RECORDS SUPPLIED:
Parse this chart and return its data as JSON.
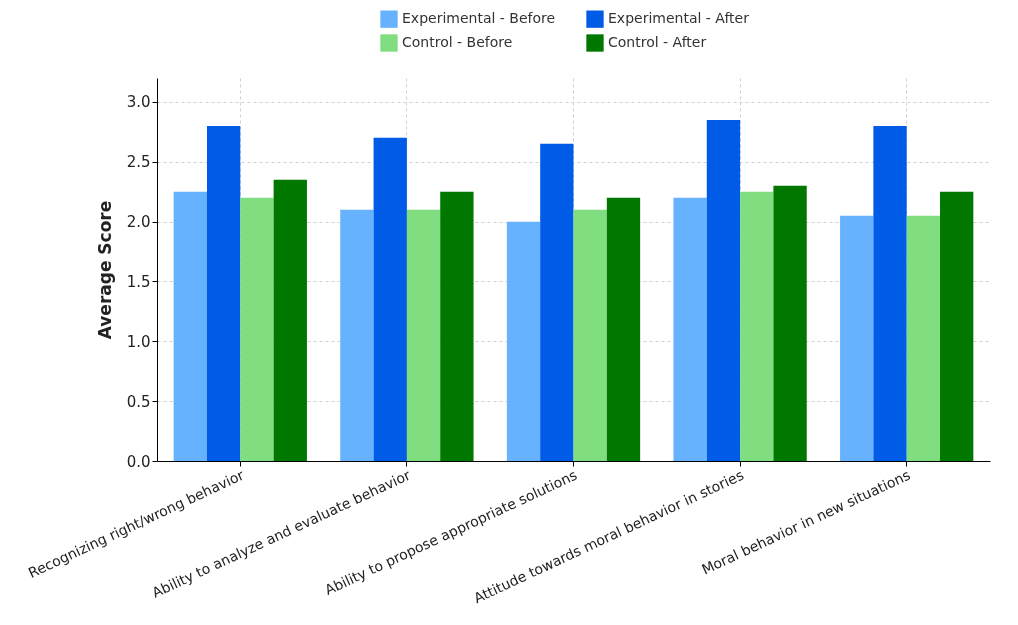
{
  "chart_data": {
    "type": "bar",
    "ylabel": "Average Score",
    "categories": [
      "Recognizing right/wrong behavior",
      "Ability to analyze and evaluate behavior",
      "Ability to propose appropriate solutions",
      "Attitude towards moral behavior in stories",
      "Moral behavior in new situations"
    ],
    "series": [
      {
        "name": "Experimental - Before",
        "color": "#66b2ff",
        "values": [
          2.25,
          2.1,
          2.0,
          2.2,
          2.05
        ]
      },
      {
        "name": "Experimental - After",
        "color": "#005ce6",
        "values": [
          2.8,
          2.7,
          2.65,
          2.85,
          2.8
        ]
      },
      {
        "name": "Control - Before",
        "color": "#80de80",
        "values": [
          2.2,
          2.1,
          2.1,
          2.25,
          2.05
        ]
      },
      {
        "name": "Control - After",
        "color": "#007800",
        "values": [
          2.35,
          2.25,
          2.2,
          2.3,
          2.25
        ]
      }
    ],
    "ylim": [
      0,
      3.2
    ],
    "yticks": [
      {
        "value": 0,
        "label": "0.0"
      },
      0.5,
      {
        "value": 1,
        "label": "1.0"
      },
      1.5,
      {
        "value": 2,
        "label": "2.0"
      },
      2.5,
      {
        "value": 3,
        "label": "3.0"
      }
    ],
    "grid": true,
    "legend": "top"
  }
}
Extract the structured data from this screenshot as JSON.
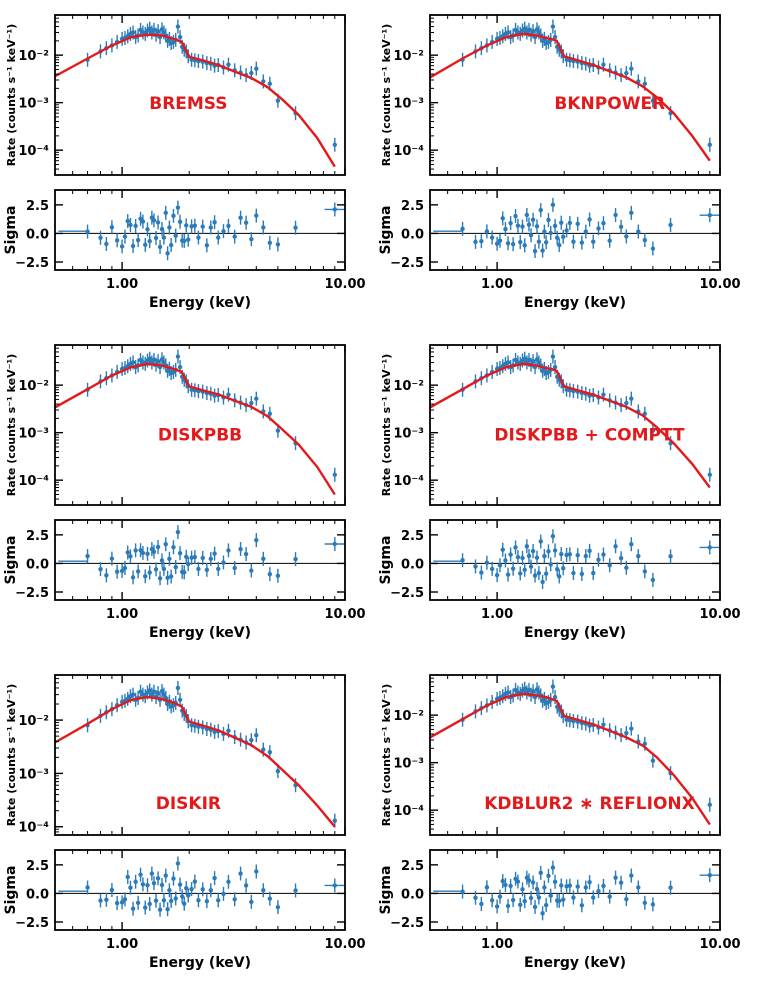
{
  "figure": {
    "model_color": "#e31a1c",
    "data_color": "#2b7bb9",
    "xlabel": "Energy (keV)",
    "rate_ylabel": "Rate (counts s⁻¹ keV⁻¹)",
    "sigma_ylabel": "Sigma",
    "x_tick_labels": [
      "1.00",
      "10.00"
    ],
    "rate_tick_labels": [
      "10⁻⁴",
      "10⁻³",
      "10⁻²"
    ],
    "sigma_tick_labels": [
      "2.5",
      "0.0",
      "−2.5"
    ]
  },
  "chart_data": [
    {
      "type": "scatter",
      "title": "BREMSS",
      "xlabel": "Energy (keV)",
      "xlim": [
        0.5,
        10
      ],
      "xscale": "log",
      "rate": {
        "ylabel": "Rate (counts s⁻¹ keV⁻¹)",
        "yscale": "log",
        "ylim": [
          3e-05,
          0.07
        ],
        "model": {
          "x": [
            0.5,
            0.7,
            0.9,
            1.1,
            1.3,
            1.5,
            1.65,
            1.75,
            1.85,
            2.0,
            2.3,
            2.7,
            3.2,
            3.8,
            4.5,
            5.2,
            6.2,
            7.5,
            9.0
          ],
          "y": [
            0.0036,
            0.0085,
            0.016,
            0.024,
            0.027,
            0.026,
            0.023,
            0.021,
            0.019,
            0.0092,
            0.0078,
            0.0062,
            0.0045,
            0.0033,
            0.0021,
            0.0012,
            0.00055,
            0.00018,
            4.5e-05
          ]
        }
      },
      "sigma": {
        "ylabel": "Sigma",
        "ylim": [
          -3.2,
          3.8
        ],
        "baseline": 0.0,
        "last_point": 2.1
      }
    },
    {
      "type": "scatter",
      "title": "BKNPOWER",
      "xlabel": "Energy (keV)",
      "xlim": [
        0.5,
        10
      ],
      "xscale": "log",
      "rate": {
        "ylabel": "Rate (counts s⁻¹ keV⁻¹)",
        "yscale": "log",
        "ylim": [
          3e-05,
          0.07
        ],
        "model": {
          "x": [
            0.5,
            0.7,
            0.9,
            1.1,
            1.3,
            1.5,
            1.65,
            1.75,
            1.85,
            2.0,
            2.3,
            2.7,
            3.2,
            3.8,
            4.5,
            5.2,
            6.2,
            7.5,
            9.0
          ],
          "y": [
            0.0034,
            0.0085,
            0.016,
            0.024,
            0.028,
            0.026,
            0.023,
            0.022,
            0.02,
            0.0094,
            0.0078,
            0.0062,
            0.0046,
            0.0034,
            0.0022,
            0.0013,
            0.0006,
            0.0002,
            6e-05
          ]
        }
      },
      "sigma": {
        "ylabel": "Sigma",
        "ylim": [
          -3.2,
          3.8
        ],
        "baseline": 0.0,
        "last_point": 1.6
      }
    },
    {
      "type": "scatter",
      "title": "DISKPBB",
      "xlabel": "Energy (keV)",
      "xlim": [
        0.5,
        10
      ],
      "xscale": "log",
      "rate": {
        "ylabel": "Rate (counts s⁻¹ keV⁻¹)",
        "yscale": "log",
        "ylim": [
          3e-05,
          0.07
        ],
        "model": {
          "x": [
            0.5,
            0.7,
            0.9,
            1.1,
            1.3,
            1.5,
            1.65,
            1.75,
            1.85,
            2.0,
            2.3,
            2.7,
            3.2,
            3.8,
            4.5,
            5.2,
            6.2,
            7.5,
            9.0
          ],
          "y": [
            0.0034,
            0.0082,
            0.016,
            0.024,
            0.028,
            0.026,
            0.023,
            0.021,
            0.019,
            0.0094,
            0.0078,
            0.0064,
            0.0047,
            0.0035,
            0.0022,
            0.0012,
            0.00056,
            0.00019,
            5e-05
          ]
        }
      },
      "sigma": {
        "ylabel": "Sigma",
        "ylim": [
          -3.2,
          3.8
        ],
        "baseline": 0.0,
        "last_point": 1.7
      }
    },
    {
      "type": "scatter",
      "title": "DISKPBB + COMPTT",
      "xlabel": "Energy (keV)",
      "xlim": [
        0.5,
        10
      ],
      "xscale": "log",
      "rate": {
        "ylabel": "Rate (counts s⁻¹ keV⁻¹)",
        "yscale": "log",
        "ylim": [
          3e-05,
          0.07
        ],
        "model": {
          "x": [
            0.5,
            0.7,
            0.9,
            1.1,
            1.3,
            1.5,
            1.65,
            1.75,
            1.85,
            2.0,
            2.3,
            2.7,
            3.2,
            3.8,
            4.5,
            5.2,
            6.2,
            7.5,
            9.0
          ],
          "y": [
            0.0034,
            0.0082,
            0.016,
            0.024,
            0.028,
            0.026,
            0.023,
            0.022,
            0.02,
            0.0094,
            0.0078,
            0.0063,
            0.0047,
            0.0035,
            0.0023,
            0.0013,
            0.0006,
            0.00022,
            7e-05
          ]
        }
      },
      "sigma": {
        "ylabel": "Sigma",
        "ylim": [
          -3.2,
          3.8
        ],
        "baseline": 0.0,
        "last_point": 1.4
      }
    },
    {
      "type": "scatter",
      "title": "DISKIR",
      "xlabel": "Energy (keV)",
      "xlim": [
        0.5,
        10
      ],
      "xscale": "log",
      "rate": {
        "ylabel": "Rate (counts s⁻¹ keV⁻¹)",
        "yscale": "log",
        "ylim": [
          7e-05,
          0.07
        ],
        "model": {
          "x": [
            0.5,
            0.7,
            0.9,
            1.1,
            1.3,
            1.5,
            1.65,
            1.75,
            1.85,
            2.0,
            2.3,
            2.7,
            3.2,
            3.8,
            4.5,
            5.2,
            6.2,
            7.5,
            9.0
          ],
          "y": [
            0.0038,
            0.0085,
            0.016,
            0.024,
            0.027,
            0.025,
            0.022,
            0.02,
            0.018,
            0.0094,
            0.0079,
            0.0064,
            0.0047,
            0.0034,
            0.0021,
            0.0012,
            0.0006,
            0.00025,
            0.0001
          ]
        }
      },
      "sigma": {
        "ylabel": "Sigma",
        "ylim": [
          -3.2,
          3.8
        ],
        "baseline": 0.0,
        "last_point": 0.7
      }
    },
    {
      "type": "scatter",
      "title": "KDBLUR2 ∗ REFLIONX",
      "xlabel": "Energy (keV)",
      "xlim": [
        0.5,
        10
      ],
      "xscale": "log",
      "rate": {
        "ylabel": "Rate (counts s⁻¹ keV⁻¹)",
        "yscale": "log",
        "ylim": [
          3e-05,
          0.07
        ],
        "model": {
          "x": [
            0.5,
            0.7,
            0.9,
            1.1,
            1.3,
            1.5,
            1.65,
            1.75,
            1.85,
            2.0,
            2.3,
            2.7,
            3.2,
            3.8,
            4.5,
            5.2,
            6.2,
            7.5,
            9.0
          ],
          "y": [
            0.0034,
            0.0082,
            0.016,
            0.024,
            0.028,
            0.026,
            0.024,
            0.022,
            0.02,
            0.0096,
            0.008,
            0.0064,
            0.0047,
            0.0034,
            0.0023,
            0.0013,
            0.00055,
            0.00018,
            5e-05
          ]
        }
      },
      "sigma": {
        "ylabel": "Sigma",
        "ylim": [
          -3.2,
          3.8
        ],
        "baseline": 0.0,
        "last_point": 1.6
      }
    }
  ],
  "spectrum": {
    "x": [
      0.7,
      0.8,
      0.85,
      0.9,
      0.95,
      1.0,
      1.03,
      1.06,
      1.09,
      1.12,
      1.15,
      1.18,
      1.21,
      1.24,
      1.27,
      1.3,
      1.33,
      1.36,
      1.39,
      1.42,
      1.45,
      1.48,
      1.51,
      1.54,
      1.57,
      1.6,
      1.63,
      1.66,
      1.7,
      1.74,
      1.78,
      1.82,
      1.86,
      1.9,
      1.94,
      1.98,
      2.05,
      2.12,
      2.2,
      2.3,
      2.4,
      2.5,
      2.6,
      2.7,
      2.85,
      3.0,
      3.2,
      3.4,
      3.6,
      3.8,
      4.0,
      4.3,
      4.6,
      5.0,
      6.0,
      9.0
    ],
    "y": [
      0.008,
      0.012,
      0.014,
      0.016,
      0.019,
      0.022,
      0.023,
      0.025,
      0.028,
      0.03,
      0.024,
      0.026,
      0.034,
      0.03,
      0.028,
      0.033,
      0.036,
      0.03,
      0.034,
      0.027,
      0.032,
      0.024,
      0.035,
      0.03,
      0.026,
      0.02,
      0.022,
      0.018,
      0.019,
      0.021,
      0.04,
      0.024,
      0.015,
      0.013,
      0.012,
      0.0095,
      0.008,
      0.0078,
      0.0075,
      0.0073,
      0.0068,
      0.0066,
      0.006,
      0.0062,
      0.0055,
      0.0063,
      0.0048,
      0.0043,
      0.0038,
      0.0042,
      0.0052,
      0.0028,
      0.0025,
      0.0011,
      0.0006,
      0.00013
    ],
    "residuals": [
      0.4,
      -0.5,
      -0.8,
      0.3,
      -0.6,
      -0.9,
      -0.4,
      1.2,
      0.5,
      -1.1,
      0.9,
      -0.7,
      1.4,
      0.8,
      -1.0,
      0.6,
      -0.8,
      1.5,
      0.9,
      -0.4,
      1.2,
      -1.3,
      0.5,
      -0.6,
      1.8,
      -1.5,
      0.4,
      -0.9,
      1.3,
      -0.2,
      2.5,
      0.9,
      -0.5,
      -0.9,
      0.7,
      -0.3,
      0.5,
      0.8,
      -0.6,
      0.6,
      -0.8,
      0.4,
      1.1,
      -0.6,
      0.2,
      0.9,
      -0.4,
      1.5,
      0.7,
      -0.5,
      1.8,
      0.4,
      -0.7,
      -1.2,
      0.5,
      1.6
    ]
  }
}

PROBLEM STATEMENT:
Report all lines of the material that contain the word "Experimental".

RESULT FOR THIS TASK:
        "name": "Experimental - Before",
        "name": "Experimental - After",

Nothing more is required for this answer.